◆ Short task: The records that follow need to be output exactly as they are.

◆ Input rows:
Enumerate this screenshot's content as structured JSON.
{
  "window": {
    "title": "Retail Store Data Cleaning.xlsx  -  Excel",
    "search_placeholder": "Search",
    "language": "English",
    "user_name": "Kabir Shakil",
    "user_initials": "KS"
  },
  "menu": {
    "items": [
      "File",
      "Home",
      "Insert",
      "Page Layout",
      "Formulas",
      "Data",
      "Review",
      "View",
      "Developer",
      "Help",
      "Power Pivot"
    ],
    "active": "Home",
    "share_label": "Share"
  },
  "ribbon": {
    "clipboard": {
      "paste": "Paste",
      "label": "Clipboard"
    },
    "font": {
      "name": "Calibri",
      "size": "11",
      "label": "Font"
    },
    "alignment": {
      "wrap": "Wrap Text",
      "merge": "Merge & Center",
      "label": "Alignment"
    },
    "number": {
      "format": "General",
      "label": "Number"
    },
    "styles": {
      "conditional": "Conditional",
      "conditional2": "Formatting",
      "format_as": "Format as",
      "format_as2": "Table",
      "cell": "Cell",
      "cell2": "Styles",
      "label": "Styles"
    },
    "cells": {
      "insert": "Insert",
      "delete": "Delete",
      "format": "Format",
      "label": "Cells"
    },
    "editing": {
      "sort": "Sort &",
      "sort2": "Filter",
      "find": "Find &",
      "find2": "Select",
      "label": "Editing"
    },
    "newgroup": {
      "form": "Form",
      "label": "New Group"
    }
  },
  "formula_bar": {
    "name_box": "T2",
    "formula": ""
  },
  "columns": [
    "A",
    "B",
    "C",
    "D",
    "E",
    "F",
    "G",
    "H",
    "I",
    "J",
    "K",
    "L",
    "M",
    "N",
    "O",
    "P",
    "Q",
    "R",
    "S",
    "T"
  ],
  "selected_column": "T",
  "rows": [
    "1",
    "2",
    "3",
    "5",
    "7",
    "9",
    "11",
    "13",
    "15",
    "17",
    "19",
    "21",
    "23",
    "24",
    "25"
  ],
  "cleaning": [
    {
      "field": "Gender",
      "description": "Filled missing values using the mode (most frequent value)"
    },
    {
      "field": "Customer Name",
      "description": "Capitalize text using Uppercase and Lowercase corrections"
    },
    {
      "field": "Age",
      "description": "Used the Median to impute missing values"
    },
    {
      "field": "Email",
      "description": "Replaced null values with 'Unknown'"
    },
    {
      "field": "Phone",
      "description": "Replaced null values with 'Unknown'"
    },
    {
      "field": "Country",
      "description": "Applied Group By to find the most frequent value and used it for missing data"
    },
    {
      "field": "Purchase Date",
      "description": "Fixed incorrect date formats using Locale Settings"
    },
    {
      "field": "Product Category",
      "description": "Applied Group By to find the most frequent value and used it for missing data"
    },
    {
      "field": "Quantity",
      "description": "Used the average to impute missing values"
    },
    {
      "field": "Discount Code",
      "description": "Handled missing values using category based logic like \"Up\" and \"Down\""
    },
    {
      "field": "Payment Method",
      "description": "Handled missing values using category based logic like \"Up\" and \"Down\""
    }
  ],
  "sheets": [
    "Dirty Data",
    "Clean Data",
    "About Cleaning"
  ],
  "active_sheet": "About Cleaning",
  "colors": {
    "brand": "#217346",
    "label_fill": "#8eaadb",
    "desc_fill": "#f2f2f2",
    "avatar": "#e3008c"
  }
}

◆ Exercise solution:
Enumerate this screenshot's content as structured JSON.
{
  "window": {
    "title": "Retail Store Data Cleaning.xlsx  -  Excel",
    "search_placeholder": "Search",
    "language": "English",
    "user_name": "Kabir Shakil",
    "user_initials": "KS"
  },
  "menu": {
    "items": [
      "File",
      "Home",
      "Insert",
      "Page Layout",
      "Formulas",
      "Data",
      "Review",
      "View",
      "Developer",
      "Help",
      "Power Pivot"
    ],
    "active": "Home",
    "share_label": "Share"
  },
  "ribbon": {
    "clipboard": {
      "paste": "Paste",
      "label": "Clipboard"
    },
    "font": {
      "name": "Calibri",
      "size": "11",
      "label": "Font"
    },
    "alignment": {
      "wrap": "Wrap Text",
      "merge": "Merge & Center",
      "label": "Alignment"
    },
    "number": {
      "format": "General",
      "label": "Number"
    },
    "styles": {
      "conditional": "Conditional",
      "conditional2": "Formatting",
      "format_as": "Format as",
      "format_as2": "Table",
      "cell": "Cell",
      "cell2": "Styles",
      "label": "Styles"
    },
    "cells": {
      "insert": "Insert",
      "delete": "Delete",
      "format": "Format",
      "label": "Cells"
    },
    "editing": {
      "sort": "Sort &",
      "sort2": "Filter",
      "find": "Find &",
      "find2": "Select",
      "label": "Editing"
    },
    "newgroup": {
      "form": "Form",
      "label": "New Group"
    }
  },
  "formula_bar": {
    "name_box": "T2",
    "formula": ""
  },
  "columns": [
    "A",
    "B",
    "C",
    "D",
    "E",
    "F",
    "G",
    "H",
    "I",
    "J",
    "K",
    "L",
    "M",
    "N",
    "O",
    "P",
    "Q",
    "R",
    "S",
    "T"
  ],
  "selected_column": "T",
  "rows": [
    "1",
    "2",
    "3",
    "5",
    "7",
    "9",
    "11",
    "13",
    "15",
    "17",
    "19",
    "21",
    "23",
    "24",
    "25"
  ],
  "cleaning": [
    {
      "field": "Gender",
      "description": "Filled missing values using the mode (most frequent value)"
    },
    {
      "field": "Customer Name",
      "description": "Capitalize text using Uppercase and Lowercase corrections"
    },
    {
      "field": "Age",
      "description": "Used the Median to impute missing values"
    },
    {
      "field": "Email",
      "description": "Replaced null values with 'Unknown'"
    },
    {
      "field": "Phone",
      "description": "Replaced null values with 'Unknown'"
    },
    {
      "field": "Country",
      "description": "Applied Group By to find the most frequent value and used it for missing data"
    },
    {
      "field": "Purchase Date",
      "description": "Fixed incorrect date formats using Locale Settings"
    },
    {
      "field": "Product Category",
      "description": "Applied Group By to find the most frequent value and used it for missing data"
    },
    {
      "field": "Quantity",
      "description": "Used the average to impute missing values"
    },
    {
      "field": "Discount Code",
      "description": "Handled missing values using category based logic like \"Up\" and \"Down\""
    },
    {
      "field": "Payment Method",
      "description": "Handled missing values using category based logic like \"Up\" and \"Down\""
    }
  ],
  "sheets": [
    "Dirty Data",
    "Clean Data",
    "About Cleaning"
  ],
  "active_sheet": "About Cleaning",
  "colors": {
    "brand": "#217346",
    "label_fill": "#8eaadb",
    "desc_fill": "#f2f2f2",
    "avatar": "#e3008c"
  }
}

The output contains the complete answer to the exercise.